The four-cycle shutdown 500 (FIG. 8B) of the DPCU 2 is provided to terminate the automatic operation of all downhole and surface mounted pumping equipment whenever the measured performance of either the fluid sensor or downhole pump is determined to be unacceptable during each of four consecutive operating cycles. A pulse-shaping AND gate 567 has both of its inputs connected to the prime control buss 435, and its output connected to the input clock register of decade counter 569 The reset of this counter is connected to a signal blocking AND gate 571 that has one input connected to the inverted output of the clapper motion detector 330, and the other input connected to the non-inverted output of the low pump efficiency evaluator 470 (FIG. 8D). The reset terminal of counter 569 (FIG. 8B) is also connected by way of a signal blocking diode 573 to the output node of the power-on delayed pulse generator 290 (FIG. 8D). The fifth sequential output node of decade counter 569 (FIG. 8B) is connected to the input clock register of the four-cycle flip-flop 554.
Upon initial application of B+ power, the power-on pulse generator 290 (FIG. 8D) resets all outputs of counter 569 (FIG. 8B) to their initial output state of 0 vdc in order to initialize the four-cycle shutdown 500 herein described. Thereafter, decade counter 569 is indexed forward by one count at the start of each successive Prime Period by the pulse-shaping AND gate 567 that is connected to its input clock register as shown in FIG. 8B. Whenever clapper motion and pump efficiency are both deemed to be within their acceptable limits following their respective data acquisition periods, counter 569 is reset by AND gate 571 so that all counter outputs once again return to their initial "low" state before the start of the next operating cycle. Should either clapper motion or pump efficiency be judged unacceptable by their respective evaluation circuits, however, then such reset will not occur; in this situation the next sequential output of counter 569 will be indexed "high" at the start of the next Prime Period.
If the measured performance problem does not correct itself within four consecutive operating cycles, then the fifth output of counter 569 eventually pulses "high" at, the start of the fifth sequential Prime Period. This response actuates the input switching buss of the emergency "Ve " power supply in order to terminate all further operation of the pump. This response also actuates the input clock register of four-cycle flip-flop 554 in order to activate the input switching buss of the emergency "Ve " power supply to advise the operator of such action. Upon such actuation, the voltage level of the emergency "Ve " power supply buss is latched "permanently high" by the non-volatile memory of flip-flop 554. Such latching also occurs whenever the "Q" output of the excess B+ current detection flip-flop is switched "high". Once such actuation has occurred, both flip-flops must then be manually reset by the operator using switch 561 before operation of the prime mover can be resumed.
Although the functions set forth above are described as being implemented using hard wired circuitry and discrete electronic components, which is preferred in the electrically noisy environment within which the system is designed to operate, it is to be understood that functions could alternatively be carried out by computer implementation. Thus, it is contemplated that a standard microprocessor such as a type Z-80 could be programmed by firmware in a read-only memory (ROM) and be connected to a random access memory (RAM) 456 for temporary storage of data, in a conventional manner. An output of the microprocessor could control the well pump and the various displays and alarm strobes described above. Control inputs, such as toggle switches, keyboards, etc., to tailor the operation of the device would be applied to the microprocessor which could also regulate the serial transmission of stored data by conventional microwave or telephone systems as depicted in FIG. 13.

++++++

**Exercise objective:** Continue the patent passage on the well pump control circuitry, starting after its final sentence.

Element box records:
++++++

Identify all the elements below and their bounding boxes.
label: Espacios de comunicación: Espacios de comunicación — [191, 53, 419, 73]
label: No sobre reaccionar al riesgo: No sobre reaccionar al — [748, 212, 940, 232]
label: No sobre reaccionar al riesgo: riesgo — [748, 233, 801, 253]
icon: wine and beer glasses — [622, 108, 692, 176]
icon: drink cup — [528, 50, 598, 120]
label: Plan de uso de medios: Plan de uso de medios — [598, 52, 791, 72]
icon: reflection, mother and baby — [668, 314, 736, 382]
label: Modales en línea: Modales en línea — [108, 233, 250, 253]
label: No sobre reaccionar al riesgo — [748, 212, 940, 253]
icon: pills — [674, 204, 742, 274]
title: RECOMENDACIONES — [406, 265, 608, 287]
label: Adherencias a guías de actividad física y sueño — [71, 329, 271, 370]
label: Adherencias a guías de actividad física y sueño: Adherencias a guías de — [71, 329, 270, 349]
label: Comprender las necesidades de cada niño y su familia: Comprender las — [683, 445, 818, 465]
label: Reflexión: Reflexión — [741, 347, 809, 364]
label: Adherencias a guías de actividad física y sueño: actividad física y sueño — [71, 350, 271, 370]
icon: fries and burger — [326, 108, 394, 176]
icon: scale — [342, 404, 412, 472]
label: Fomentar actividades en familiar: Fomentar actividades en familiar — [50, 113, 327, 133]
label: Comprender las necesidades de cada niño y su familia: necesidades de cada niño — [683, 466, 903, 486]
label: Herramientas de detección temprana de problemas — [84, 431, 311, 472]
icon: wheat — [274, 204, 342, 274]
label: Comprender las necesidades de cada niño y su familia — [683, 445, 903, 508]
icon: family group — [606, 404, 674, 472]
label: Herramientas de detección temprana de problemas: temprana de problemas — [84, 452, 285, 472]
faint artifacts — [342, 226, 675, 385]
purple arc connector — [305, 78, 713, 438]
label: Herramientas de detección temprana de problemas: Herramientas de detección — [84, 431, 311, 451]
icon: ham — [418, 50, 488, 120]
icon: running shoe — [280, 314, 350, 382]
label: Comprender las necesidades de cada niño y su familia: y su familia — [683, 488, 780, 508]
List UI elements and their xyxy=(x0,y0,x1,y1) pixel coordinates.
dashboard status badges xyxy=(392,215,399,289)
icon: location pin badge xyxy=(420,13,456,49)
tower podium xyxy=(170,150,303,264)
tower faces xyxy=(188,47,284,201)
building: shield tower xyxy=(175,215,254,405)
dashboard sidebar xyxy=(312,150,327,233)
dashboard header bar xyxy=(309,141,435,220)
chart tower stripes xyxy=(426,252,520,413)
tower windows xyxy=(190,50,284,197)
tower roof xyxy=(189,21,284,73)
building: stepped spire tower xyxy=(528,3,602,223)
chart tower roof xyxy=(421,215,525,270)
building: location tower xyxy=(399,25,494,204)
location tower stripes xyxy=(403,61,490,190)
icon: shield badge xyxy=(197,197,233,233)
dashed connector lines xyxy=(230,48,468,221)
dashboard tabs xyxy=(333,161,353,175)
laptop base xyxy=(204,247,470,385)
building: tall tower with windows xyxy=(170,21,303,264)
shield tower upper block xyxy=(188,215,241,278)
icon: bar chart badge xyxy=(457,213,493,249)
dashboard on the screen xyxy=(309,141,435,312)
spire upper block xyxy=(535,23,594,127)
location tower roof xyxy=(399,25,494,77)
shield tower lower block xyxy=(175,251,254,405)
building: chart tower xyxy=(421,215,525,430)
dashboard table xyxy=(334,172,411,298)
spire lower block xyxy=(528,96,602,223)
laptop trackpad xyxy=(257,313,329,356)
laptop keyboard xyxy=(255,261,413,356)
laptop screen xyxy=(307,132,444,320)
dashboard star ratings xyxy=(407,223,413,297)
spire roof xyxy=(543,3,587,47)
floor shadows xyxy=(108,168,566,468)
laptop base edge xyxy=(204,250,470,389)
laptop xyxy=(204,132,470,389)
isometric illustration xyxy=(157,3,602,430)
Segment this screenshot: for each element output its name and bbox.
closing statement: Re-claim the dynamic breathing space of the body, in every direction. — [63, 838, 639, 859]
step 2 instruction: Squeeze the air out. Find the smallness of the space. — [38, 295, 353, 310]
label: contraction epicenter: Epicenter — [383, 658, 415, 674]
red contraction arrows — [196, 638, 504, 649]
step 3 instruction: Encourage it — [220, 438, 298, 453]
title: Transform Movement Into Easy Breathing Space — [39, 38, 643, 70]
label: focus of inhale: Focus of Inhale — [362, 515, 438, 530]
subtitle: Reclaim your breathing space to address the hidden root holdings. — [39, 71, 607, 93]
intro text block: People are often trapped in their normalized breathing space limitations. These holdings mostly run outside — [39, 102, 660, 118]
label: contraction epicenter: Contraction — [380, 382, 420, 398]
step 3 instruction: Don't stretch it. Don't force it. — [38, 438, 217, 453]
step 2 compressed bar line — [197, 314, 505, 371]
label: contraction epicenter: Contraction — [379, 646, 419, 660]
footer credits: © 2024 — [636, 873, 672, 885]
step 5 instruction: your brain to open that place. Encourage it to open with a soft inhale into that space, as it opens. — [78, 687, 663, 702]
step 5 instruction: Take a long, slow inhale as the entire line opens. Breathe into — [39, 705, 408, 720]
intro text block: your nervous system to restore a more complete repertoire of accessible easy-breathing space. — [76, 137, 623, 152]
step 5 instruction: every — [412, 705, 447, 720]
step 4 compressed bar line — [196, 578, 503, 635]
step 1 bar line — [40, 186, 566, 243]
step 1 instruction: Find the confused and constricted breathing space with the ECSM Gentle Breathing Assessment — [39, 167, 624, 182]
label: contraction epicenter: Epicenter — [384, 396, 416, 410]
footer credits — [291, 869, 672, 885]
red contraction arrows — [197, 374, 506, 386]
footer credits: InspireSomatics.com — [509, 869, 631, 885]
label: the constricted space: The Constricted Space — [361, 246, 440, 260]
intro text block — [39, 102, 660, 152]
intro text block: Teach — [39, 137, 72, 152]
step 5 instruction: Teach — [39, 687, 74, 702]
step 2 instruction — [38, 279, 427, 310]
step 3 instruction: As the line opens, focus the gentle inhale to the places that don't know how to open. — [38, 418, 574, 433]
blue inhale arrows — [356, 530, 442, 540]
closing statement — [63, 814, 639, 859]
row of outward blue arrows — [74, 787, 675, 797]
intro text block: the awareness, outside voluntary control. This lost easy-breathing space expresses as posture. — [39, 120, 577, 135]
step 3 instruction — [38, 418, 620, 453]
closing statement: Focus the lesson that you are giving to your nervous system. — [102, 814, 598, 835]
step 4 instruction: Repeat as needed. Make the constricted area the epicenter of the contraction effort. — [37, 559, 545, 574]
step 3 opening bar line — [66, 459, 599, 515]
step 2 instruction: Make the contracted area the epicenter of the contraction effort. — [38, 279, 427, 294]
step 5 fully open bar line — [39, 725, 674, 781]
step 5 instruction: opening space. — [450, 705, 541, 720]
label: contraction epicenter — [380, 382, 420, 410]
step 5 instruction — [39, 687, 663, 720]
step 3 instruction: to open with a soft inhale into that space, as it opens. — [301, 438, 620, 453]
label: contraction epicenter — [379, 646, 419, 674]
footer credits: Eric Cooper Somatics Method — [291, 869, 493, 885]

++++++

**Task result:**
Although the present invention has been shown and described in terms of a specific preferred embodiment, it will be appreciated by those skilled in the art that changes or modifications are possible which do not depart from the inventive concepts described and taught herein. Such changes and modifications are deemed to fall within the purview of these inventive concepts.
Claims (37)
1. Apparatus for detecting an undesired pumping condition in a fluid reservoir having a variable liquid level, said apparatus comprising:
means for measuring a parameter that is variable with a change in the liquid level of the reservoir during pumping operation;
means for generating a first control signal representative of said measured parameter;
first processing means for integrating said first control signal over a first time-base that is long enough to average out pumping transients below a prescribed magnitude to produce a second control signal that is representative of a short-term moving average of said first control signal;
second processing means for integrating said first control signal over a second time-base that is greater than said first time-baser to produce a third baseline reference control signal that is representative of a long-term moving average of said first control signal;
means for comparing the magnitude of said second control signal with the magnitude of said third control signal to determine when the relative magnitude of said second and third signals changes to a prescribed ratio that is indicative of an undesired pumping condition; and
means for generating a fourth control signal whenever the relative magnitude of said second and third control signals remains indicative of said undesired pumping condition for a prescribed period of time.
2. The apparatus of claim 1, wherein said fourth control signal is a pump-off detection signal for controlling a pump.
3. The apparatus of claim 1, further comprising means responsive to said fourth control signal for controlling a pump.
4. The apparatus of claim 1, wherein said undesired pumping condition is pump-off.
5. The apparatus of claim 1, wherein said undesired pumping condition is an undesired pumping transient of at least a minimum predetermined magnitude.
6. The apparatus of claim 1, wherein said measured parameter is the actual instantaneous flow rate of liquid produced by a pump from said fluid reservoir.
7. The apparatus of claim 1, further comprising means for operating said first and second processing means simultaneously.
8. The apparatus of claim 1, wherein said prescribed period of time is sufficiently long to allow the relative magnitude of said second and third control signals to return to a normal operating ratio after detection and clearance of any pumping transient that would not normally be of concern.
9. The apparatus of claim 1, wherein said first time-base is less than said second time-base.
10. The apparatus of claim 1, wherein said prescribed period of time is less than said second time-base.
11. The apparatus of claim 1, wherein the relative magnitude of said second and third control signals during continuous steady state pump operation under conditions of full inlet fluid head stabilizes at a ratio that is less than unity.
12. The apparatus of claim 1, wherein said second processing means further comprises means for lowering the value of said third baseline reference control signal by a prescribed scaling factor.
13. The apparatus of claim 12, wherein said first processing means further comprises means for altering the value of said second control signal by a prescribed second scaling factor that is greater than said baseline reference control signal scaling factor.
14. The apparatus of claim 13, wherein said predetermined amount of change occurs when the magnitude of said second control signal decreases to a value that is lower than the value of said scaled baseline reference control signal.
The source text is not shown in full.